▶ **Written problem**
Read the records below and copy each line that contains "content".

START Exercise data

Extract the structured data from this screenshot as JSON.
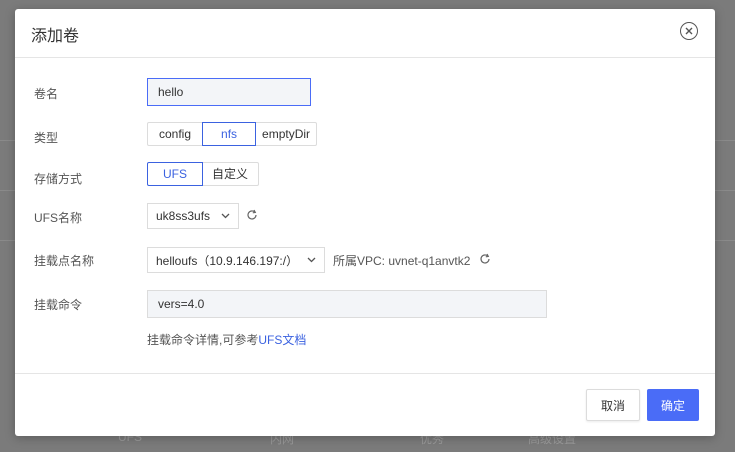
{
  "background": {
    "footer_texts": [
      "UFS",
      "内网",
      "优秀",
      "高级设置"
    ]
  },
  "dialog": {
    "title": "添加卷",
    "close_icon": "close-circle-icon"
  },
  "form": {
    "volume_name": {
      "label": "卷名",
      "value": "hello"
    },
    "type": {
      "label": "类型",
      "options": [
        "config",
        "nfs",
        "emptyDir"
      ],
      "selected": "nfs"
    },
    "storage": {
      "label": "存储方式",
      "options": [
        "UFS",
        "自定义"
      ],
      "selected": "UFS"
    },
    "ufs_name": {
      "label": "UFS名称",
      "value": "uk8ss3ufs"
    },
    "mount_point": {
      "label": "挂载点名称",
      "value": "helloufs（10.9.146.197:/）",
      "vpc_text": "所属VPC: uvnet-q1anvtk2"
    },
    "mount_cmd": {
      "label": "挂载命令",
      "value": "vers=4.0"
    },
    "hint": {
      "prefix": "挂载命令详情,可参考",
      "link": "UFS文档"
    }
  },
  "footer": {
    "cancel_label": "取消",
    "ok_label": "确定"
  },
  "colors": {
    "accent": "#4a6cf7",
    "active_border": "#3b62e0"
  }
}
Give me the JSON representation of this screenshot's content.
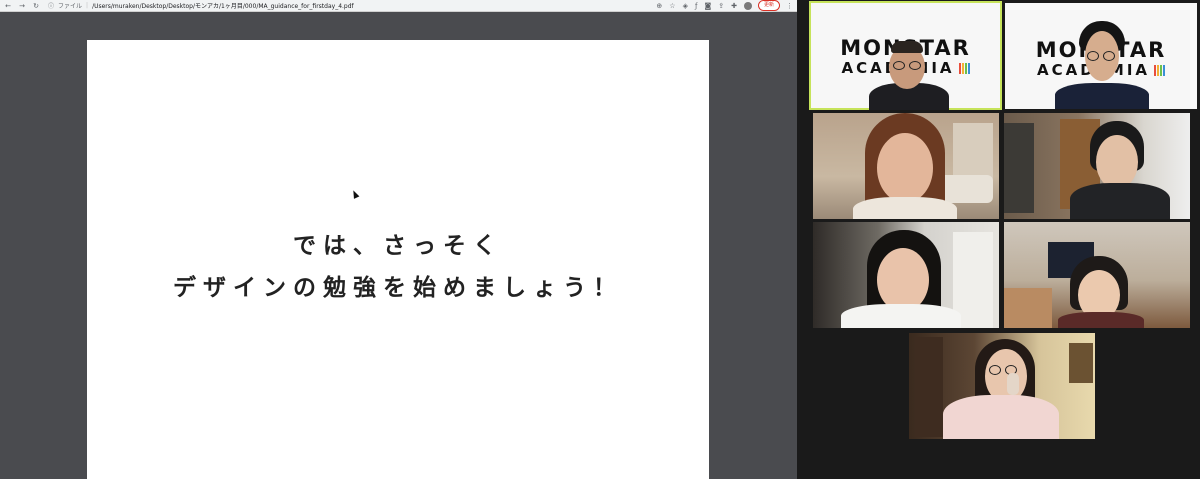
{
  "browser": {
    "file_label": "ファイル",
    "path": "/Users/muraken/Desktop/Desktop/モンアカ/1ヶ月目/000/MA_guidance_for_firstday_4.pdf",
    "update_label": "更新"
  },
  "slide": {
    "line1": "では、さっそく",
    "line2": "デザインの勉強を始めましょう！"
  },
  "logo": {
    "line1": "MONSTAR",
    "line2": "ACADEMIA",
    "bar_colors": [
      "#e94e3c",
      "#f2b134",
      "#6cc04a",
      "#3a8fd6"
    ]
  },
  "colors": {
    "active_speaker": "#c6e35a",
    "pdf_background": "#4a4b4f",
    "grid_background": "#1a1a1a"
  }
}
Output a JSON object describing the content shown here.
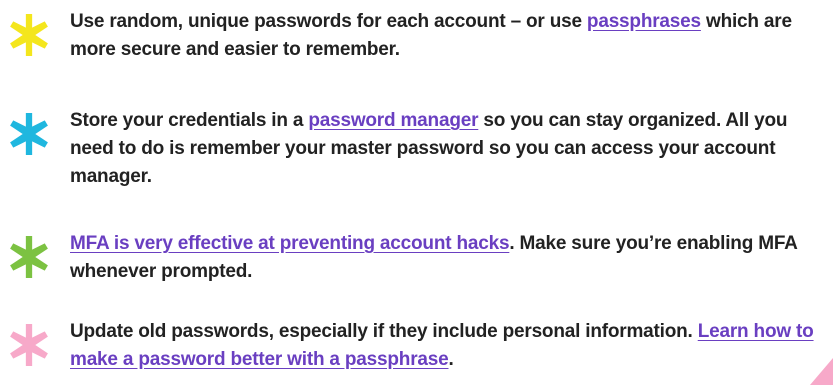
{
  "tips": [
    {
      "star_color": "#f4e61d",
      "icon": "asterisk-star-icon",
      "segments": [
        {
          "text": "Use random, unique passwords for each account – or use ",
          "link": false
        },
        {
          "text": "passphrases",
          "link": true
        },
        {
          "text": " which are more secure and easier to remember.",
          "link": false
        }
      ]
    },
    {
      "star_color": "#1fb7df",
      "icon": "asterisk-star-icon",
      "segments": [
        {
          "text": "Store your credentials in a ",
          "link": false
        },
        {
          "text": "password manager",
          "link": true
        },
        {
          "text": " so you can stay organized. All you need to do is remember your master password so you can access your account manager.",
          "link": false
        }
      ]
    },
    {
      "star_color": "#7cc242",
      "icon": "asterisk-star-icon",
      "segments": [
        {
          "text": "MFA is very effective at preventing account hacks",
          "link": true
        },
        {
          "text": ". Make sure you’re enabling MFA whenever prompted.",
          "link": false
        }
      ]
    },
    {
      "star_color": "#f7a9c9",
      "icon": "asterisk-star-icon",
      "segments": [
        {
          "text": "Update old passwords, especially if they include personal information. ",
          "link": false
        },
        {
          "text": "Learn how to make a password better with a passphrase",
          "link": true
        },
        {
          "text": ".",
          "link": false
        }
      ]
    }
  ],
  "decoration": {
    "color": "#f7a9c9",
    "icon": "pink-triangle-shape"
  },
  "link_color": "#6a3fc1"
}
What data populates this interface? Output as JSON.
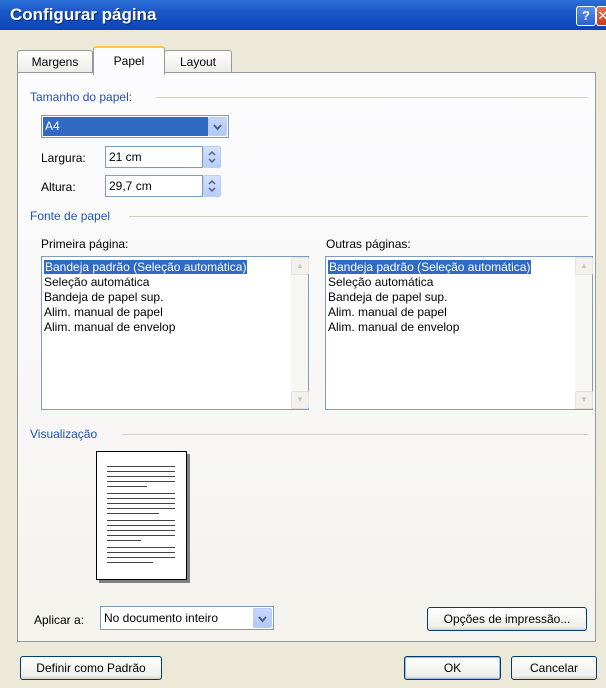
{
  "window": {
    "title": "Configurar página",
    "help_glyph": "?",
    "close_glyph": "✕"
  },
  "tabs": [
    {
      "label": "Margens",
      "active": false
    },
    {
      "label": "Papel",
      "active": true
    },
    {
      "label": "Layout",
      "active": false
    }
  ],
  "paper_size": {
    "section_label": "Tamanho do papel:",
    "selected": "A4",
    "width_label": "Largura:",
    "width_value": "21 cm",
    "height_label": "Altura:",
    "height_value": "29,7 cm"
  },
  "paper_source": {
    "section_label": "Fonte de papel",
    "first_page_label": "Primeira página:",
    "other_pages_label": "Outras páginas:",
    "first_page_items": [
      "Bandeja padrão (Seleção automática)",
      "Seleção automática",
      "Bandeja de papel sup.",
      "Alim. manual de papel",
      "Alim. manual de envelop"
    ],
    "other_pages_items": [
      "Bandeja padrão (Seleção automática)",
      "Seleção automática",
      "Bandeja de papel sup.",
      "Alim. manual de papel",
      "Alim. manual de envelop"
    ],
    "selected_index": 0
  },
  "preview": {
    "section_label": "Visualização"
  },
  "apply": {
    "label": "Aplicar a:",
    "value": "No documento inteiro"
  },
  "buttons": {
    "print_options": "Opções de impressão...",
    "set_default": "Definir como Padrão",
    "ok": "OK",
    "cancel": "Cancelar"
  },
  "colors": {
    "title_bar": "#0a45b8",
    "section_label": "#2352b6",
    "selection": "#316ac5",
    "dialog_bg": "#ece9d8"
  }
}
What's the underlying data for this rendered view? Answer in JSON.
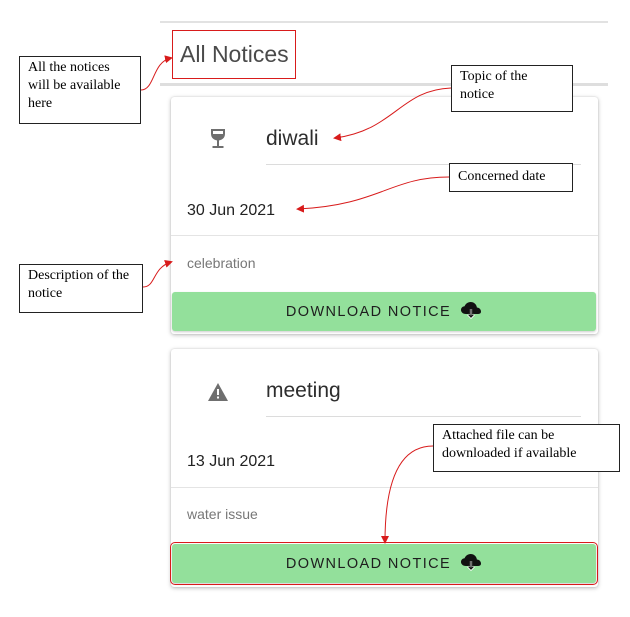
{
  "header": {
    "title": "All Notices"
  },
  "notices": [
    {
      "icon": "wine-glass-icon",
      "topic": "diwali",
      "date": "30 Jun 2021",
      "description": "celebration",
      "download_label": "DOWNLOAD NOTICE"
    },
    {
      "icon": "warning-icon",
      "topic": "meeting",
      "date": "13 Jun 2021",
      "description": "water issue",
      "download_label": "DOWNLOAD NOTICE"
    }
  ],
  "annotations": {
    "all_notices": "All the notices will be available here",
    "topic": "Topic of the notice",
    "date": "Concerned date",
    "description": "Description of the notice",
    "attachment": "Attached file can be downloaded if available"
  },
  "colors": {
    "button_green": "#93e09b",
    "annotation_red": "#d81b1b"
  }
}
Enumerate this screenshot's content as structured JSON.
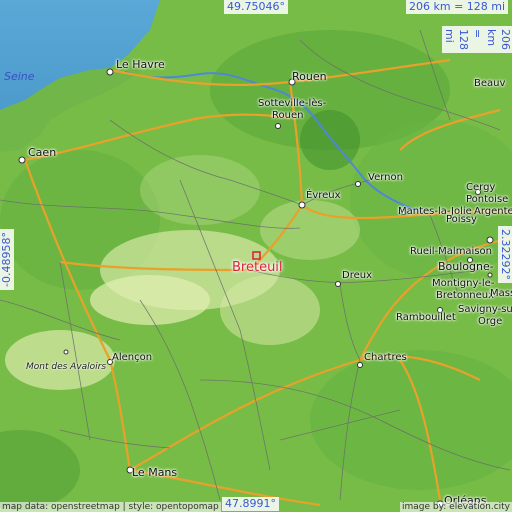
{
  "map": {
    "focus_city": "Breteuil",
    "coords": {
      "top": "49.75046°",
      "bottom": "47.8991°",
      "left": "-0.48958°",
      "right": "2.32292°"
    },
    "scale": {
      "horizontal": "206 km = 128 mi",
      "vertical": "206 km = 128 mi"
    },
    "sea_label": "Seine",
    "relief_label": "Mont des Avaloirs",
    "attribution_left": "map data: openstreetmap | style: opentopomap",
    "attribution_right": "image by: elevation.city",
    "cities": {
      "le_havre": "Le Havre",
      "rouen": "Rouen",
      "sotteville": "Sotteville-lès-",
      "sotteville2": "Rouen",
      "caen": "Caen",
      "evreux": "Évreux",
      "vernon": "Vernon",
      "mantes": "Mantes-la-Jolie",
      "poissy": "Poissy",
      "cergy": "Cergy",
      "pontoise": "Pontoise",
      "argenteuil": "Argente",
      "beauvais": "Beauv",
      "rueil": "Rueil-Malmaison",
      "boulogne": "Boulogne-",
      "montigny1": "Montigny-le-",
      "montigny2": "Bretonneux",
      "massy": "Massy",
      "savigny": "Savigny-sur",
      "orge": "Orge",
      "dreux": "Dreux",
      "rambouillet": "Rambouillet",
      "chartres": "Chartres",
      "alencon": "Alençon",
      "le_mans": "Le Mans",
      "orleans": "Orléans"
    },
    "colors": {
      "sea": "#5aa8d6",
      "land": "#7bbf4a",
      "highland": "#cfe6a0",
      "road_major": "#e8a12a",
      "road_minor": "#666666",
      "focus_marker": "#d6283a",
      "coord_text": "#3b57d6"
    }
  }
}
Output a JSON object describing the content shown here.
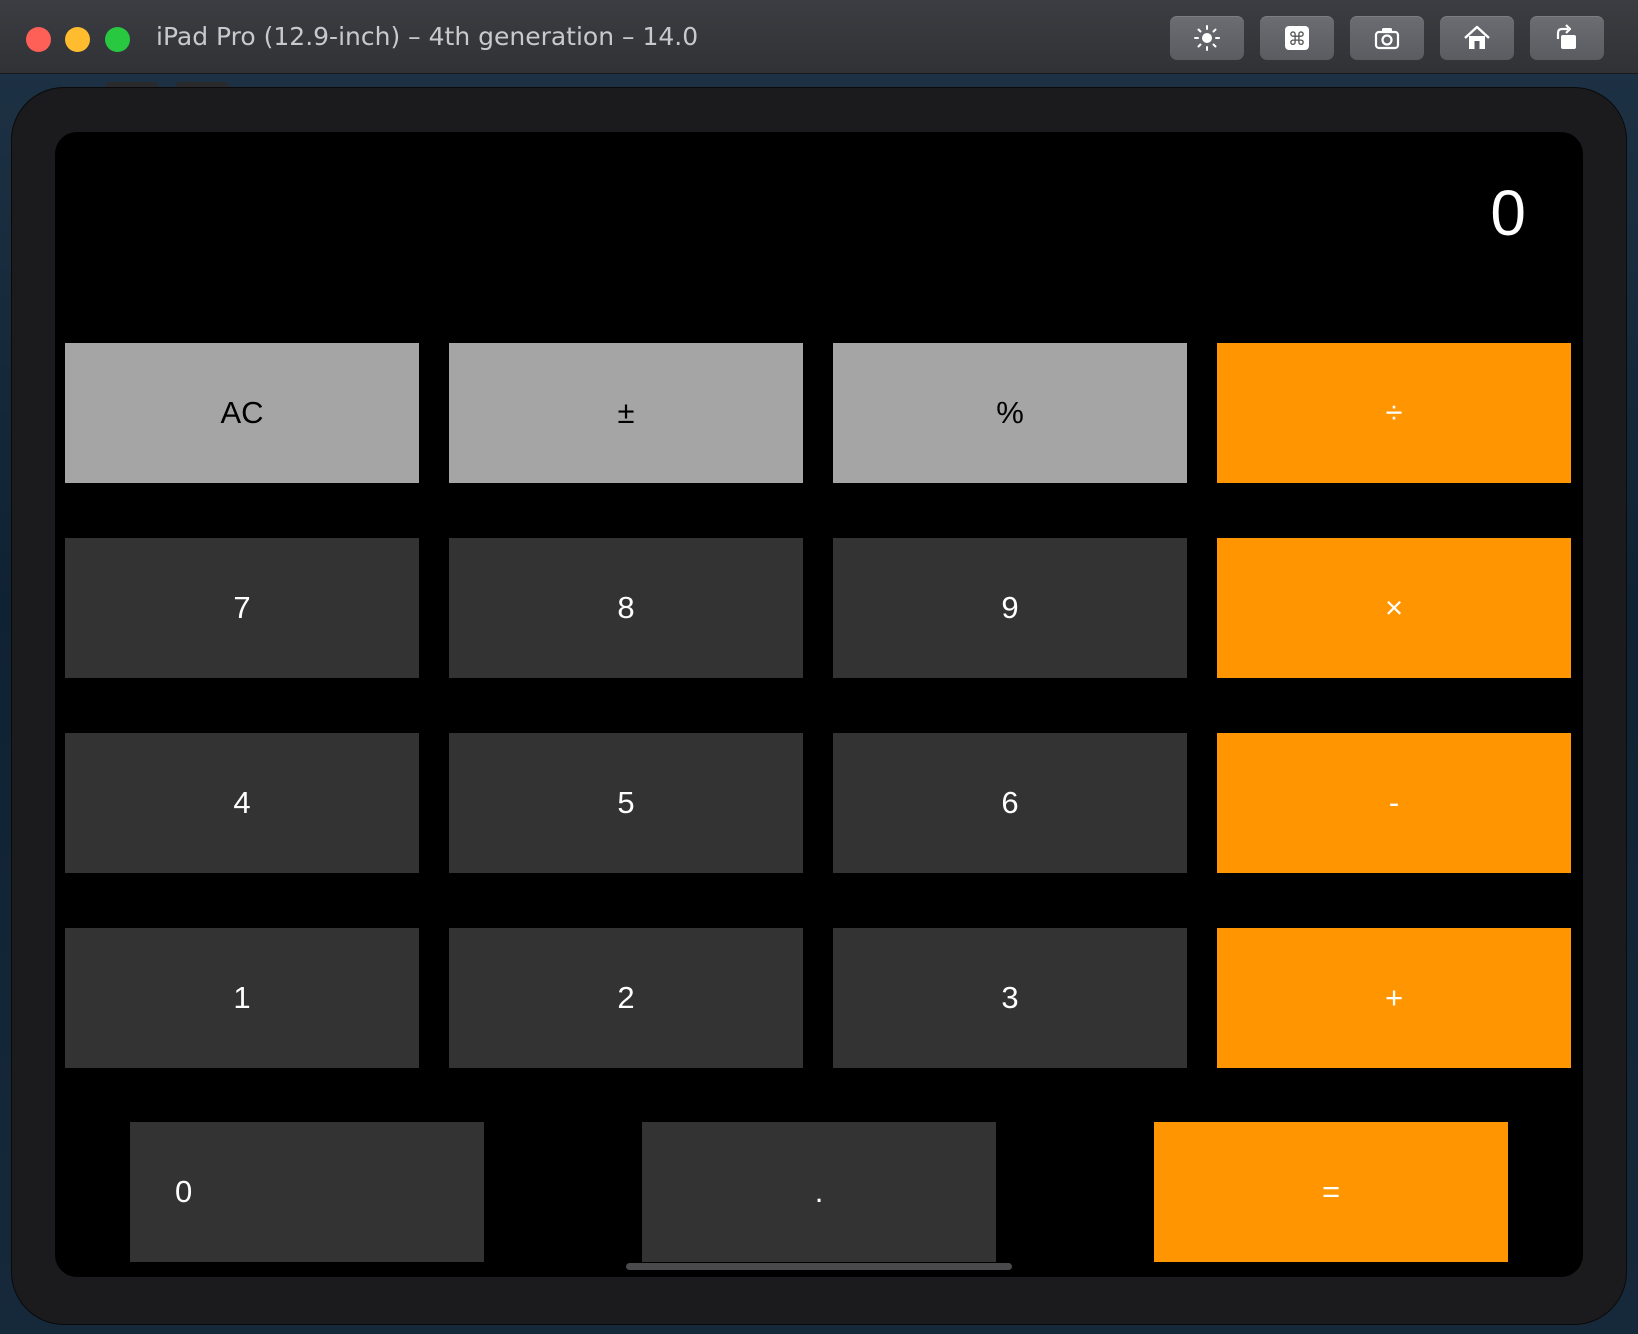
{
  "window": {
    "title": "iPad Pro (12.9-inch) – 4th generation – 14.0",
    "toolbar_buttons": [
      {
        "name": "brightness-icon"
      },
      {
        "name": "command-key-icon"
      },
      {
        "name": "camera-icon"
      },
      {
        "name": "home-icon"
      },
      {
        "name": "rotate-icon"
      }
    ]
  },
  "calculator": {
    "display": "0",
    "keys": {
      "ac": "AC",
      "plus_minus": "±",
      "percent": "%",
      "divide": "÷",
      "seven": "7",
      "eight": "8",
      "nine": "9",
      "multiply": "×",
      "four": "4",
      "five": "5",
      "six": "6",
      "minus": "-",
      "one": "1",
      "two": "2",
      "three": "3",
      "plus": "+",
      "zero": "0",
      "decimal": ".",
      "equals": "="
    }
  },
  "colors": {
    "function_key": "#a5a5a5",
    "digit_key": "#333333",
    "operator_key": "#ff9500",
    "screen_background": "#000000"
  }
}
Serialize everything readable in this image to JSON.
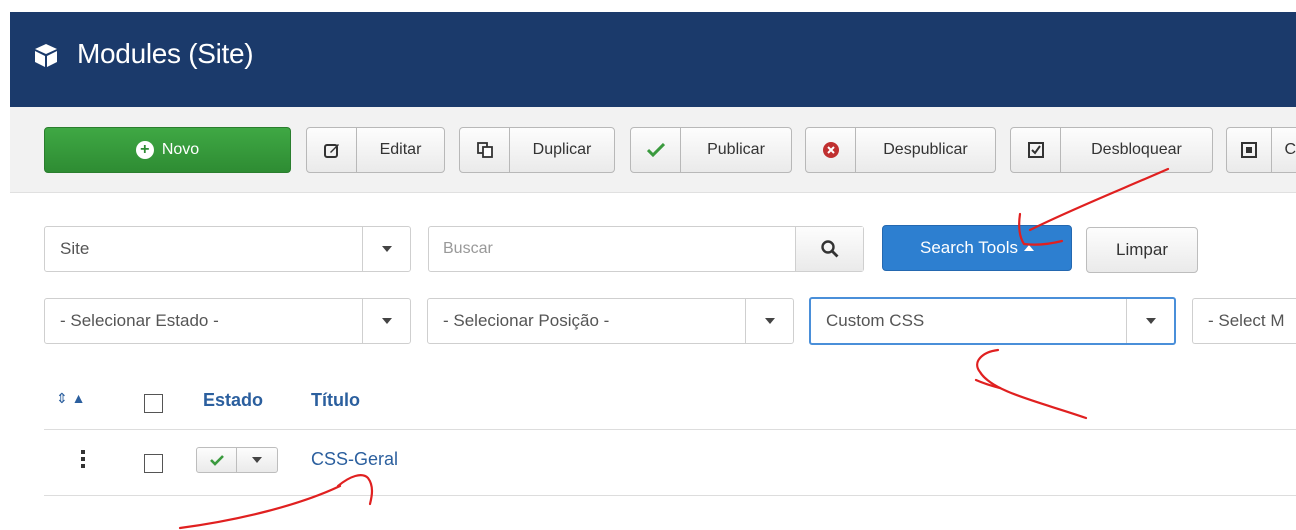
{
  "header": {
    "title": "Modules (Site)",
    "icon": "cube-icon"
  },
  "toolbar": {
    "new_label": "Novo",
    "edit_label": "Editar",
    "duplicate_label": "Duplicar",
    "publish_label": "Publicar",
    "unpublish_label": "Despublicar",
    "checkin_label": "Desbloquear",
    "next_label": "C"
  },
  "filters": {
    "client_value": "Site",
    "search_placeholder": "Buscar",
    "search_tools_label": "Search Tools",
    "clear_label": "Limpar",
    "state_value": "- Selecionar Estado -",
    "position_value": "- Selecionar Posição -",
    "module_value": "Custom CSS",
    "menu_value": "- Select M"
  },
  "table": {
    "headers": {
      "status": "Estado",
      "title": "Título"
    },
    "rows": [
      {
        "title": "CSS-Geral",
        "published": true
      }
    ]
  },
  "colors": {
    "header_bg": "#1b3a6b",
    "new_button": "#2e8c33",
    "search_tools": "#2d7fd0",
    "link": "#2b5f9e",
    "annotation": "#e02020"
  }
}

END Exercise data

▶ **Problem solution**
Give me the JSON representation of this screenshot's content.
Output a JSON object describing the content shown here.
Enumerate this screenshot's content as structured JSON.
Output a JSON object describing the content shown here.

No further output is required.